Among the lines listed below, count those that include the string "name", and state only the count.

━━ EXCERPTED DATA

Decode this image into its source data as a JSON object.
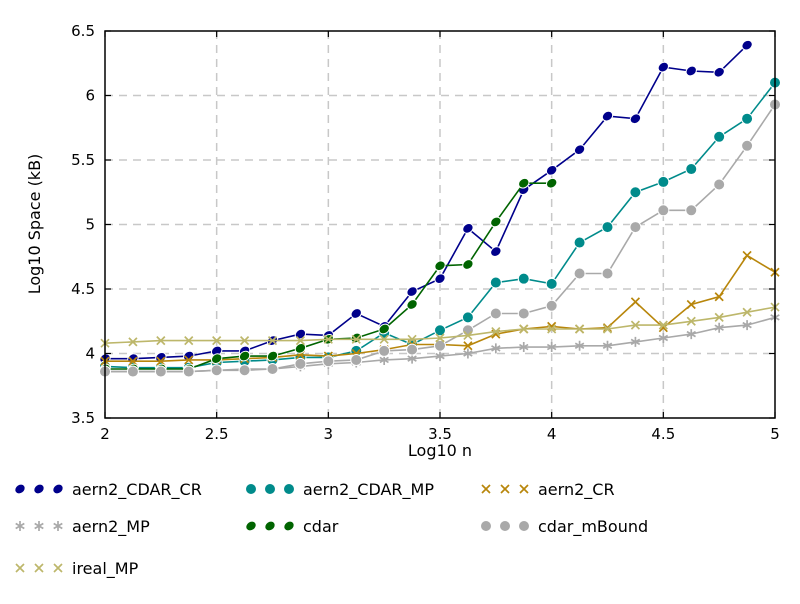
{
  "chart_data": {
    "type": "line",
    "xlabel": "Log10 n",
    "ylabel": "Log10 Space (kB)",
    "xlim": [
      2,
      5
    ],
    "ylim": [
      3.5,
      6.5
    ],
    "x_ticks": [
      2,
      2.5,
      3,
      3.5,
      4,
      4.5,
      5
    ],
    "x_tick_labels": [
      "2",
      "2.5",
      "3",
      "3.5",
      "4",
      "4.5",
      "5"
    ],
    "y_ticks": [
      3.5,
      4,
      4.5,
      5,
      5.5,
      6,
      6.5
    ],
    "y_tick_labels": [
      "3.5",
      "4",
      "4.5",
      "5",
      "5.5",
      "6",
      "6.5"
    ],
    "grid": true,
    "legend_position": "bottom",
    "series": [
      {
        "name": "aern2_CDAR_CR",
        "color": "#00008b",
        "marker": "ellipse",
        "x": [
          2,
          2.125,
          2.25,
          2.375,
          2.5,
          2.625,
          2.75,
          2.875,
          3,
          3.125,
          3.25,
          3.375,
          3.5,
          3.625,
          3.75,
          3.875,
          4,
          4.125,
          4.25,
          4.375,
          4.5,
          4.625,
          4.75,
          4.875
        ],
        "y": [
          3.96,
          3.96,
          3.97,
          3.98,
          4.02,
          4.02,
          4.1,
          4.15,
          4.14,
          4.31,
          4.21,
          4.48,
          4.58,
          4.97,
          4.79,
          5.27,
          5.42,
          5.58,
          5.84,
          5.82,
          6.22,
          6.19,
          6.18,
          6.39
        ]
      },
      {
        "name": "aern2_CDAR_MP",
        "color": "#008b8b",
        "marker": "circle",
        "x": [
          2,
          2.125,
          2.25,
          2.375,
          2.5,
          2.625,
          2.75,
          2.875,
          3,
          3.125,
          3.25,
          3.375,
          3.5,
          3.625,
          3.75,
          3.875,
          4,
          4.125,
          4.25,
          4.375,
          4.5,
          4.625,
          4.75,
          4.875,
          5
        ],
        "y": [
          3.9,
          3.89,
          3.89,
          3.89,
          3.93,
          3.94,
          3.95,
          3.97,
          3.97,
          4.02,
          4.16,
          4.07,
          4.18,
          4.28,
          4.55,
          4.58,
          4.54,
          4.86,
          4.98,
          5.25,
          5.33,
          5.43,
          5.68,
          5.82,
          6.1
        ]
      },
      {
        "name": "aern2_CR",
        "color": "#b8860b",
        "marker": "cross",
        "x": [
          2,
          2.125,
          2.25,
          2.375,
          2.5,
          2.625,
          2.75,
          2.875,
          3,
          3.125,
          3.25,
          3.375,
          3.5,
          3.625,
          3.75,
          3.875,
          4,
          4.125,
          4.25,
          4.375,
          4.5,
          4.625,
          4.75,
          4.875,
          5
        ],
        "y": [
          3.94,
          3.94,
          3.94,
          3.95,
          3.95,
          3.96,
          3.97,
          3.99,
          3.98,
          4.0,
          4.03,
          4.07,
          4.07,
          4.06,
          4.15,
          4.19,
          4.21,
          4.19,
          4.2,
          4.4,
          4.2,
          4.38,
          4.44,
          4.76,
          4.63
        ]
      },
      {
        "name": "aern2_MP",
        "color": "#a9a9a9",
        "marker": "star",
        "x": [
          2,
          2.125,
          2.25,
          2.375,
          2.5,
          2.625,
          2.75,
          2.875,
          3,
          3.125,
          3.25,
          3.375,
          3.5,
          3.625,
          3.75,
          3.875,
          4,
          4.125,
          4.25,
          4.375,
          4.5,
          4.625,
          4.75,
          4.875,
          5
        ],
        "y": [
          3.86,
          3.86,
          3.86,
          3.86,
          3.87,
          3.88,
          3.88,
          3.9,
          3.92,
          3.93,
          3.95,
          3.96,
          3.98,
          4.0,
          4.04,
          4.05,
          4.05,
          4.06,
          4.06,
          4.09,
          4.12,
          4.15,
          4.2,
          4.22,
          4.28
        ]
      },
      {
        "name": "cdar",
        "color": "#006400",
        "marker": "ellipse",
        "x": [
          2,
          2.125,
          2.25,
          2.375,
          2.5,
          2.625,
          2.75,
          2.875,
          3,
          3.125,
          3.25,
          3.375,
          3.5,
          3.625,
          3.75,
          3.875,
          4
        ],
        "y": [
          3.88,
          3.88,
          3.88,
          3.88,
          3.96,
          3.98,
          3.98,
          4.04,
          4.11,
          4.12,
          4.19,
          4.38,
          4.68,
          4.69,
          5.02,
          5.32,
          5.32
        ]
      },
      {
        "name": "cdar_mBound",
        "color": "#a9a9a9",
        "marker": "circle",
        "x": [
          2,
          2.125,
          2.25,
          2.375,
          2.5,
          2.625,
          2.75,
          2.875,
          3,
          3.125,
          3.25,
          3.375,
          3.5,
          3.625,
          3.75,
          3.875,
          4,
          4.125,
          4.25,
          4.375,
          4.5,
          4.625,
          4.75,
          4.875,
          5
        ],
        "y": [
          3.86,
          3.86,
          3.86,
          3.86,
          3.87,
          3.87,
          3.88,
          3.92,
          3.94,
          3.95,
          4.02,
          4.03,
          4.06,
          4.18,
          4.31,
          4.31,
          4.37,
          4.62,
          4.62,
          4.98,
          5.11,
          5.11,
          5.31,
          5.61,
          5.93
        ]
      },
      {
        "name": "ireal_MP",
        "color": "#bdb76b",
        "marker": "cross",
        "x": [
          2,
          2.125,
          2.25,
          2.375,
          2.5,
          2.625,
          2.75,
          2.875,
          3,
          3.125,
          3.25,
          3.375,
          3.5,
          3.625,
          3.75,
          3.875,
          4,
          4.125,
          4.25,
          4.375,
          4.5,
          4.625,
          4.75,
          4.875,
          5
        ],
        "y": [
          4.08,
          4.09,
          4.1,
          4.1,
          4.1,
          4.1,
          4.1,
          4.1,
          4.11,
          4.11,
          4.11,
          4.11,
          4.12,
          4.14,
          4.17,
          4.19,
          4.19,
          4.19,
          4.19,
          4.22,
          4.22,
          4.25,
          4.28,
          4.32,
          4.36
        ]
      }
    ]
  }
}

━━━━

- **SOLUTION TO THE EXERCISE**
7